# [PROVIDED MATERIAL]

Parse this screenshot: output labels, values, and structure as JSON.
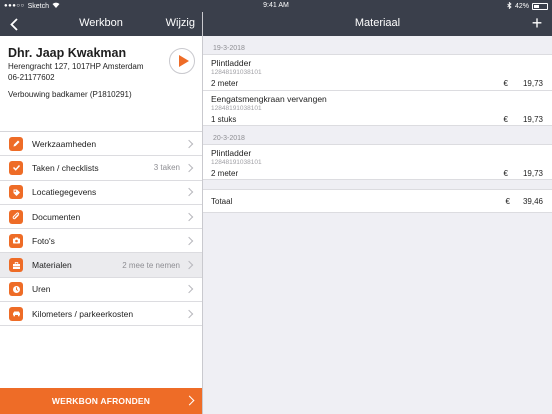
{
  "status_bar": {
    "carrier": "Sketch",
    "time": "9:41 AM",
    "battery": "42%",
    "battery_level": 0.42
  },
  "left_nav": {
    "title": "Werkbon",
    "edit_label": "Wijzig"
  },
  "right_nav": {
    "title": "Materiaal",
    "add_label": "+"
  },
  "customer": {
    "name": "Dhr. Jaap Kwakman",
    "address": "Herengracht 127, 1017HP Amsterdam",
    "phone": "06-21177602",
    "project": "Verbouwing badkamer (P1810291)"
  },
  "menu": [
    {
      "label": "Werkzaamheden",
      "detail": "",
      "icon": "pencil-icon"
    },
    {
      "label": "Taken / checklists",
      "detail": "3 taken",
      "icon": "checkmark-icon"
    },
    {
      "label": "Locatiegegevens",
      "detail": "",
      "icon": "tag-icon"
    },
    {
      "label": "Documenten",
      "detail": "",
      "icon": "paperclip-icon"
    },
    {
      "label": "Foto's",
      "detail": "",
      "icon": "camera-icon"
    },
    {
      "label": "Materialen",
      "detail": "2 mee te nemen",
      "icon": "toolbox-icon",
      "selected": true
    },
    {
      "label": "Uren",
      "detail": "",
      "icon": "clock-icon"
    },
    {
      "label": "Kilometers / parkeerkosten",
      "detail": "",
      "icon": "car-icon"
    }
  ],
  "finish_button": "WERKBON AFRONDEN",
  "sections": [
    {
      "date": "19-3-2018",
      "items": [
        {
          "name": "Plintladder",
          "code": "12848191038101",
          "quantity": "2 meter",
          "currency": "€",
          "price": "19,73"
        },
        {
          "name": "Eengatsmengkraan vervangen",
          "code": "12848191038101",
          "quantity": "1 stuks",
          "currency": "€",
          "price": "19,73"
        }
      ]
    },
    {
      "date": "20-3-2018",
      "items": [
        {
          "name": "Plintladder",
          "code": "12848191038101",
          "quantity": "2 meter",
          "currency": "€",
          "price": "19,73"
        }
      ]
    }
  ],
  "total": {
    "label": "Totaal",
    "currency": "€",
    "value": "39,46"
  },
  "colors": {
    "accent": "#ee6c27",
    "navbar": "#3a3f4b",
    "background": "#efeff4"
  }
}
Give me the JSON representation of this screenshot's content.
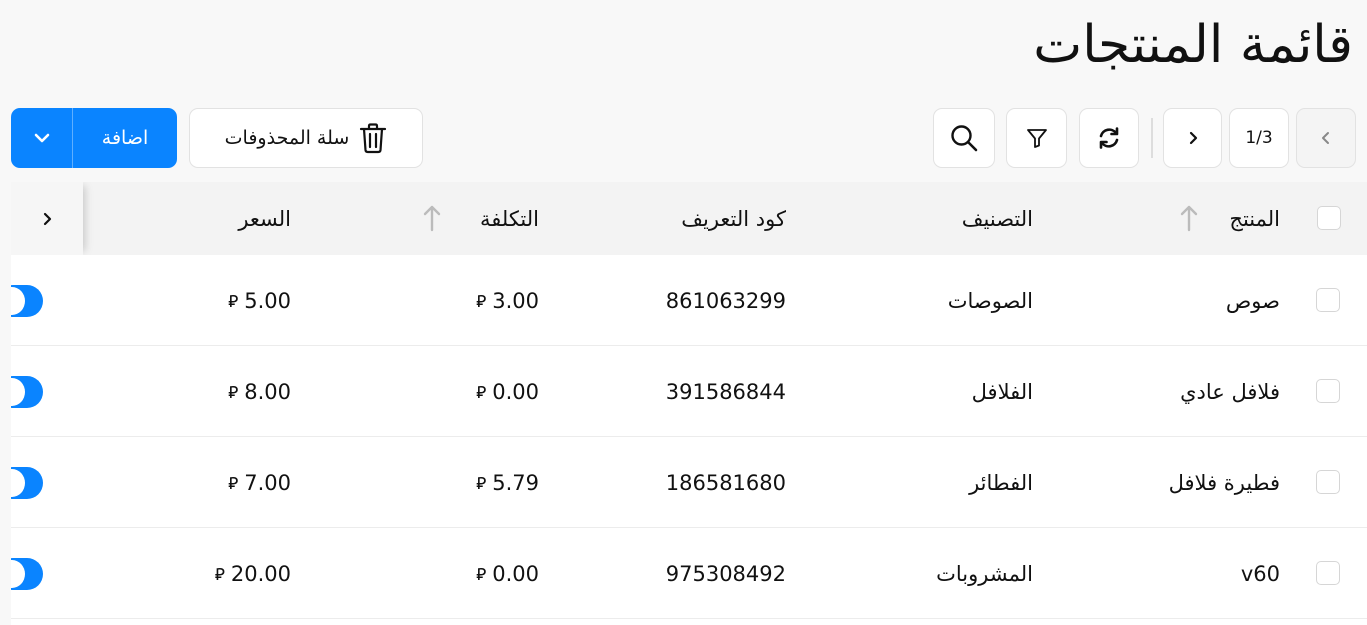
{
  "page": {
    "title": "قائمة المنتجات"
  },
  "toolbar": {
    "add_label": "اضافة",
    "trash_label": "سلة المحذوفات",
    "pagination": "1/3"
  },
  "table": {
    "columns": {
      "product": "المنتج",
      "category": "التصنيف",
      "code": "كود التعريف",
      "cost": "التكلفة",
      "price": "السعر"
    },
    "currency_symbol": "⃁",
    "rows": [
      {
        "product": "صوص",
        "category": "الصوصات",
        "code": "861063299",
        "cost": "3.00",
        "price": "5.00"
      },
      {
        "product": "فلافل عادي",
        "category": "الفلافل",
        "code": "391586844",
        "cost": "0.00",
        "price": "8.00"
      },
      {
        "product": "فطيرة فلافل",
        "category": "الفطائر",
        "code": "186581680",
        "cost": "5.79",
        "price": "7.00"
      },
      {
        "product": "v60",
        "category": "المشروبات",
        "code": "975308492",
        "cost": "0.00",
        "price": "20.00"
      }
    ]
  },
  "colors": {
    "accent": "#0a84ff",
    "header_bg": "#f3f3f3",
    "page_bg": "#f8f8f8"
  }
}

# [EXERCISE REQUIREMENTS]
Copy out all the records exactly, excluding pictures.

# [FINISHED EXERCISE]
Parse this screenshot: output labels, values, and structure as JSON.
{
  "status_bar": {
    "carrier": "Sketch",
    "time": "9:41 AM",
    "battery": "42%",
    "battery_level": 0.42
  },
  "left_nav": {
    "title": "Werkbon",
    "edit_label": "Wijzig"
  },
  "right_nav": {
    "title": "Materiaal",
    "add_label": "+"
  },
  "customer": {
    "name": "Dhr. Jaap Kwakman",
    "address": "Herengracht 127, 1017HP Amsterdam",
    "phone": "06-21177602",
    "project": "Verbouwing badkamer (P1810291)"
  },
  "menu": [
    {
      "label": "Werkzaamheden",
      "detail": "",
      "icon": "pencil-icon"
    },
    {
      "label": "Taken / checklists",
      "detail": "3 taken",
      "icon": "checkmark-icon"
    },
    {
      "label": "Locatiegegevens",
      "detail": "",
      "icon": "tag-icon"
    },
    {
      "label": "Documenten",
      "detail": "",
      "icon": "paperclip-icon"
    },
    {
      "label": "Foto's",
      "detail": "",
      "icon": "camera-icon"
    },
    {
      "label": "Materialen",
      "detail": "2 mee te nemen",
      "icon": "toolbox-icon",
      "selected": true
    },
    {
      "label": "Uren",
      "detail": "",
      "icon": "clock-icon"
    },
    {
      "label": "Kilometers / parkeerkosten",
      "detail": "",
      "icon": "car-icon"
    }
  ],
  "finish_button": "WERKBON AFRONDEN",
  "sections": [
    {
      "date": "19-3-2018",
      "items": [
        {
          "name": "Plintladder",
          "code": "12848191038101",
          "quantity": "2 meter",
          "currency": "€",
          "price": "19,73"
        },
        {
          "name": "Eengatsmengkraan vervangen",
          "code": "12848191038101",
          "quantity": "1 stuks",
          "currency": "€",
          "price": "19,73"
        }
      ]
    },
    {
      "date": "20-3-2018",
      "items": [
        {
          "name": "Plintladder",
          "code": "12848191038101",
          "quantity": "2 meter",
          "currency": "€",
          "price": "19,73"
        }
      ]
    }
  ],
  "total": {
    "label": "Totaal",
    "currency": "€",
    "value": "39,46"
  },
  "colors": {
    "accent": "#ee6c27",
    "navbar": "#3a3f4b",
    "background": "#efeff4"
  }
}
Give me the JSON representation of this screenshot's content.
{
  "page": {
    "title": "قائمة المنتجات"
  },
  "toolbar": {
    "add_label": "اضافة",
    "trash_label": "سلة المحذوفات",
    "pagination": "1/3"
  },
  "table": {
    "columns": {
      "product": "المنتج",
      "category": "التصنيف",
      "code": "كود التعريف",
      "cost": "التكلفة",
      "price": "السعر"
    },
    "currency_symbol": "⃁",
    "rows": [
      {
        "product": "صوص",
        "category": "الصوصات",
        "code": "861063299",
        "cost": "3.00",
        "price": "5.00"
      },
      {
        "product": "فلافل عادي",
        "category": "الفلافل",
        "code": "391586844",
        "cost": "0.00",
        "price": "8.00"
      },
      {
        "product": "فطيرة فلافل",
        "category": "الفطائر",
        "code": "186581680",
        "cost": "5.79",
        "price": "7.00"
      },
      {
        "product": "v60",
        "category": "المشروبات",
        "code": "975308492",
        "cost": "0.00",
        "price": "20.00"
      }
    ]
  },
  "colors": {
    "accent": "#0a84ff",
    "header_bg": "#f3f3f3",
    "page_bg": "#f8f8f8"
  }
}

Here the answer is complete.